本発明は、家具、建具等の建築物内装材に用いられるセロハンテープ剥離性、耐溶剤性、耐汚染性、耐薬品性を有する建材用化粧シートに関する。
従来より、上記の様な用途に用いる化粧シートとして、紙基材上にインキ層、活性エネルギー線硬化性表面保護層を順次積層したものが提案されている。表面保護層は化粧シートに耐溶剤性や耐汚染性、耐薬品性を付与する役割を持つものである。一般的にそれらの要求物性を得ようとした場合、最表面に設ける表面保護層を厚くする方法が取られている。しかしながら、表面保護層を厚くした場合、その表面保護層の硬化収縮により塗工物の反りがきつくなり、塗工物の取り扱いが困難になったり、また塗工時に基材破断が起こりやすい等の問題がある。
一方、化粧シートには耐セロハンテープ剥離性といった要求物性があり、その解決方法として、シリコーンアクレートを表面保護層を形成する組成物中に加え、粘度を有る一定の数値以下に制御することで、シリコーンアクリレートを表面に移動しやすくさせ、該セロハンテープ剥離性を付与する方法が提案されている(特許文献1)。
しかしながら、粘度によって、シリコーンアクリレートの移動しやすさを制御する場合、塗工速度での移動割合のバラツキや、より物性を高める際に用いるオリゴマー等の使用できる量が制限を受ける等の問題がある。また、表面保護層の艶調整を行う際、マット化剤を加えることで増粘する事があるため、そのマット化剤の添加量が制限されるため、粘度と艶の調整が難しいという問題もある。
特開平4−117466
この様な状況から、特に粘度を制御することなく、印刷適性が良好で耐セロハンテープ剥離性等の建材物性が優れた化粧シートが望まれていた。
そこで、鋭意検討した結果、化粧シートの表面保護層に用いる活性エネルギー線硬化型組成物として、特定のシリカとシリコーン(メタ)アクリレートを併用することにより、優れた耐セロハンテープ剥離性を有する表面保護層を形成することができる活性エネルギー線硬化型組成物を見出した。

### データ抜粋
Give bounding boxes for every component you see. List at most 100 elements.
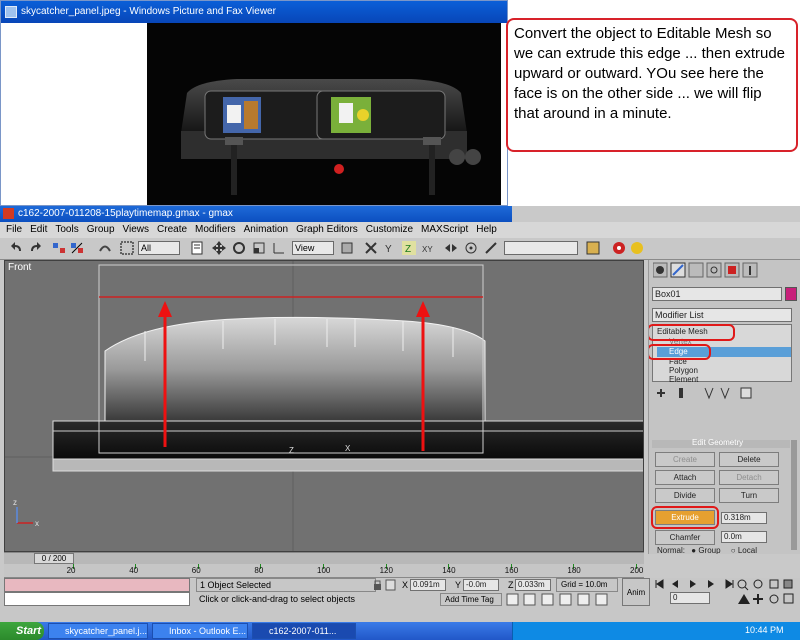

### 作業目標
化粧シートの本文を、最終文の続きから書き継ぐこと。 データは化粧シートの本文とは別個の資料である。

### 課題への回答
即ち本発明は、活性エネルギー線硬化性オリゴマー(A)(但し、シリコーン(メタ)アクリレートを除く)および/または活性エネルギー線硬化性モノマー(B)と、シリコーン(メタ)アクリレート(C)と、表面未処理シリカ(D)とを含有してなる活性エネルギー線硬化型組成物に関する。
また本発明は、活性エネルギー線硬化型組成物中のモノマー(B)がエチレンオキサイド変性トリメチロールプロパントリアクリレートであり、組成物中の固形分の全量を基準として、10〜95重量%含まれることを特徴とする第1の発明記載の活性エネルギー線硬化型組成物に関する。
また、本発明は、活性エネルギー線硬化型組成物中の表面未処理シリカ(D)の吸油量が95〜250ml/100gであることを特徴とする第1、第2の発明記載の活性エネルギー線硬化型組成物に関する。
また、本発明は活性エネルギー線硬化型組成物に更にアミノ基を有する分散剤(E)を添加してなる第1乃至第3記載の活性エネルギー線硬化型組成物に関する。また、本発明は上記の発明いずれか記載の活性エネルギー線硬化型組成物を表面保護層として積層してなる化粧シートに関する。
本発明によれば、活性エネルギー線硬化性オリゴマー、モノマー、表面未処理シリカとシリコーン(メタ)アクリレート、更に必要に応じて特定のモノマー、アミノ基含有分散剤、からなる活性エネルギー線硬化型組成物を用いて基材上に必要に応じてシーラー層、インキ層、必要に応じてプライマー層、表面保護層を順次積層する事で、耐セロハンテープ剥離性、耐溶剤性、耐薬品性、耐汚染性に優れた化粧シートを得ることが可能となった。また、上記所作により、高価なシリコーン(メタ)アクリレートの使用量が低減され、より安価で高物性の化粧シートを得ることが可能となった。
以下、本発明の構成について述べる。
本発明の活性エネルギー線硬化型組成物は化粧シート上に表面保護層を形成するものであり、化粧シート表面に耐セロハンテープ剥離性、耐摩耗性、耐汚染性、耐薬品性等の耐性および意匠性を付与するものであり、紫外線や電子線等のエネルギー線によりラジカル重合し硬化するエチレン性不飽和二重結合を有するものである。
まず、活性エネルギー線硬化性オリゴマー(A)は、表面保護層に耐性、柔軟性を付与するものであり、数平均分子量(ゲル浸透クロマトグラフィー(GPC)により測定した。以下、同じとする。)1000以上のものが好適に用いられる。 例えば、(メタ)アクリレート基を有するウレタンアクリレート、ポリエステルアクリレート、アクリルアクリレート、エポキシアクリレート等が挙げられる。これらのうち、下地への密着性の付与と共に柔軟性の付与が期待される点で、ウレタンアクリレートが好ましい。また、組成物中の固形分の全量を基準として、0〜50重量%が好ましい。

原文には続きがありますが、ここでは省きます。